- **REQUIREMENT**: Reproduce every entry that follows word for word, but omit the images.

====== GIVEN RECORDS

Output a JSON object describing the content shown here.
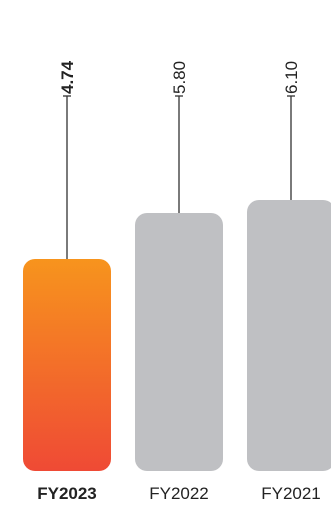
{
  "chart_data": {
    "type": "bar",
    "categories": [
      "FY2023",
      "FY2022",
      "FY2021"
    ],
    "values": [
      4.74,
      5.8,
      6.1
    ],
    "value_labels": [
      "4.74",
      "5.80",
      "6.10"
    ],
    "highlight_index": 0,
    "title": "",
    "xlabel": "",
    "ylabel": "",
    "grid": false,
    "colors": {
      "highlight_top": "#f7941d",
      "highlight_bottom": "#ef4a35",
      "default": "#bfc0c3",
      "stem": "#333333",
      "text": "#222222"
    }
  }
}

============

- **REPLY**:
Output a JSON object describing the content shown here.
{
  "chart_data": {
    "type": "bar",
    "categories": [
      "FY2023",
      "FY2022",
      "FY2021"
    ],
    "values": [
      4.74,
      5.8,
      6.1
    ],
    "value_labels": [
      "4.74",
      "5.80",
      "6.10"
    ],
    "highlight_index": 0,
    "title": "",
    "xlabel": "",
    "ylabel": "",
    "grid": false,
    "colors": {
      "highlight_top": "#f7941d",
      "highlight_bottom": "#ef4a35",
      "default": "#bfc0c3",
      "stem": "#333333",
      "text": "#222222"
    }
  }
}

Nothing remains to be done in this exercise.